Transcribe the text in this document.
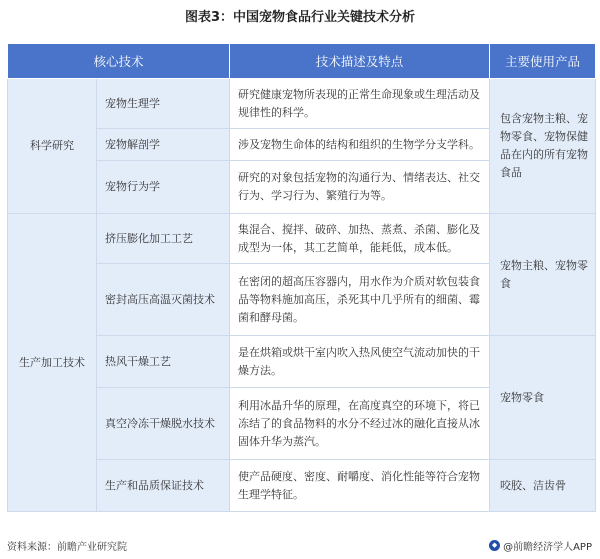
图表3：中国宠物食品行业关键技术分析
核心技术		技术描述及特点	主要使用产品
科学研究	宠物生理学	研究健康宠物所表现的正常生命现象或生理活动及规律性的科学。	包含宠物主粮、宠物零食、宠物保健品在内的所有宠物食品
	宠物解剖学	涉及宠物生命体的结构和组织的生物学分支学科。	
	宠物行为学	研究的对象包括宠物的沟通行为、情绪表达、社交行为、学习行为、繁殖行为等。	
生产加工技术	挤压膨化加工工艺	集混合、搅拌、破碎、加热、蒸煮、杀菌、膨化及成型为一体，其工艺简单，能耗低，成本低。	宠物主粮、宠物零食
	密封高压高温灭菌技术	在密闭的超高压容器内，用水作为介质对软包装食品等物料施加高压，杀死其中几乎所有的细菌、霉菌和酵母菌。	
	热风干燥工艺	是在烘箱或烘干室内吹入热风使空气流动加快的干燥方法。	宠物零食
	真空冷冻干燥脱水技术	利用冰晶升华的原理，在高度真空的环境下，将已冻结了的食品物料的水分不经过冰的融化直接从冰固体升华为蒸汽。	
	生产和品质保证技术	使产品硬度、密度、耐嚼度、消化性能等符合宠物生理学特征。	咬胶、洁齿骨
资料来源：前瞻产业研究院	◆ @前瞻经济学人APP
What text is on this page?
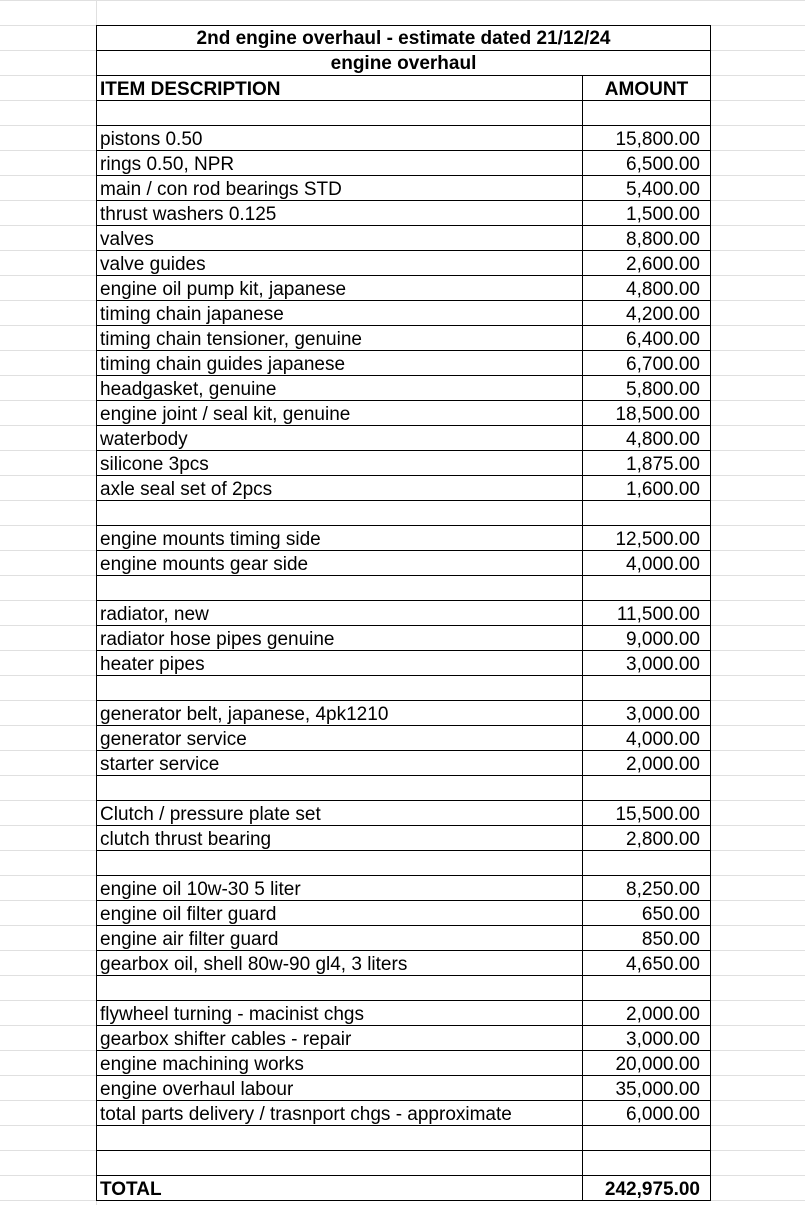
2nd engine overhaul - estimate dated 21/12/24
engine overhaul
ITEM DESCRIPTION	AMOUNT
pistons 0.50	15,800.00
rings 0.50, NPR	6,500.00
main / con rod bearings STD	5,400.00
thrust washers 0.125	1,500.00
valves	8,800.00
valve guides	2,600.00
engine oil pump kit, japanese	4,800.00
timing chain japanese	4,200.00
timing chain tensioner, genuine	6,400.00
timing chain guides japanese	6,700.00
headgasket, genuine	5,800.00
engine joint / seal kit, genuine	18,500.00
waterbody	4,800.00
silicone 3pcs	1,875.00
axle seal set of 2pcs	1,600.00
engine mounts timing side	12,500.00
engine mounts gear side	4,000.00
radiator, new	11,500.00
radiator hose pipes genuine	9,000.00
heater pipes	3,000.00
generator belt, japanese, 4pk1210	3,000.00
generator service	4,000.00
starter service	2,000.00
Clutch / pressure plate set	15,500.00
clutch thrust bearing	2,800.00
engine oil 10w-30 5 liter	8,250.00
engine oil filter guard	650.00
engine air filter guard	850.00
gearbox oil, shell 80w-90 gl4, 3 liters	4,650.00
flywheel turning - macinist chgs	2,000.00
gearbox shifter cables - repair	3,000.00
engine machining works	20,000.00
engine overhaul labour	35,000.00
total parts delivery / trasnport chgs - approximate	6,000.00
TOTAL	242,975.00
▬▬▬▬▬▬
All the lines above are to be given again exactly as they read, with the pictures removed.

Transcribe the text in this document.
图表3：中国宠物食品行业关键技术分析
核心技术		技术描述及特点	主要使用产品
科学研究	宠物生理学	研究健康宠物所表现的正常生命现象或生理活动及规律性的科学。	包含宠物主粮、宠物零食、宠物保健品在内的所有宠物食品
	宠物解剖学	涉及宠物生命体的结构和组织的生物学分支学科。	
	宠物行为学	研究的对象包括宠物的沟通行为、情绪表达、社交行为、学习行为、繁殖行为等。	
生产加工技术	挤压膨化加工工艺	集混合、搅拌、破碎、加热、蒸煮、杀菌、膨化及成型为一体，其工艺简单，能耗低，成本低。	宠物主粮、宠物零食
	密封高压高温灭菌技术	在密闭的超高压容器内，用水作为介质对软包装食品等物料施加高压，杀死其中几乎所有的细菌、霉菌和酵母菌。	
	热风干燥工艺	是在烘箱或烘干室内吹入热风使空气流动加快的干燥方法。	宠物零食
	真空冷冻干燥脱水技术	利用冰晶升华的原理，在高度真空的环境下，将已冻结了的食品物料的水分不经过冰的融化直接从冰固体升华为蒸汽。	
	生产和品质保证技术	使产品硬度、密度、耐嚼度、消化性能等符合宠物生理学特征。	咬胶、洁齿骨
资料来源：前瞻产业研究院	◆ @前瞻经济学人APP
What text is on this page?
2nd engine overhaul - estimate dated 21/12/24
engine overhaul
ITEM DESCRIPTION	AMOUNT
pistons 0.50	15,800.00
rings 0.50, NPR	6,500.00
main / con rod bearings STD	5,400.00
thrust washers 0.125	1,500.00
valves	8,800.00
valve guides	2,600.00
engine oil pump kit, japanese	4,800.00
timing chain japanese	4,200.00
timing chain tensioner, genuine	6,400.00
timing chain guides japanese	6,700.00
headgasket, genuine	5,800.00
engine joint / seal kit, genuine	18,500.00
waterbody	4,800.00
silicone 3pcs	1,875.00
axle seal set of 2pcs	1,600.00
engine mounts timing side	12,500.00
engine mounts gear side	4,000.00
radiator, new	11,500.00
radiator hose pipes genuine	9,000.00
heater pipes	3,000.00
generator belt, japanese, 4pk1210	3,000.00
generator service	4,000.00
starter service	2,000.00
Clutch / pressure plate set	15,500.00
clutch thrust bearing	2,800.00
engine oil 10w-30 5 liter	8,250.00
engine oil filter guard	650.00
engine air filter guard	850.00
gearbox oil, shell 80w-90 gl4, 3 liters	4,650.00
flywheel turning - macinist chgs	2,000.00
gearbox shifter cables - repair	3,000.00
engine machining works	20,000.00
engine overhaul labour	35,000.00
total parts delivery / trasnport chgs - approximate	6,000.00
TOTAL	242,975.00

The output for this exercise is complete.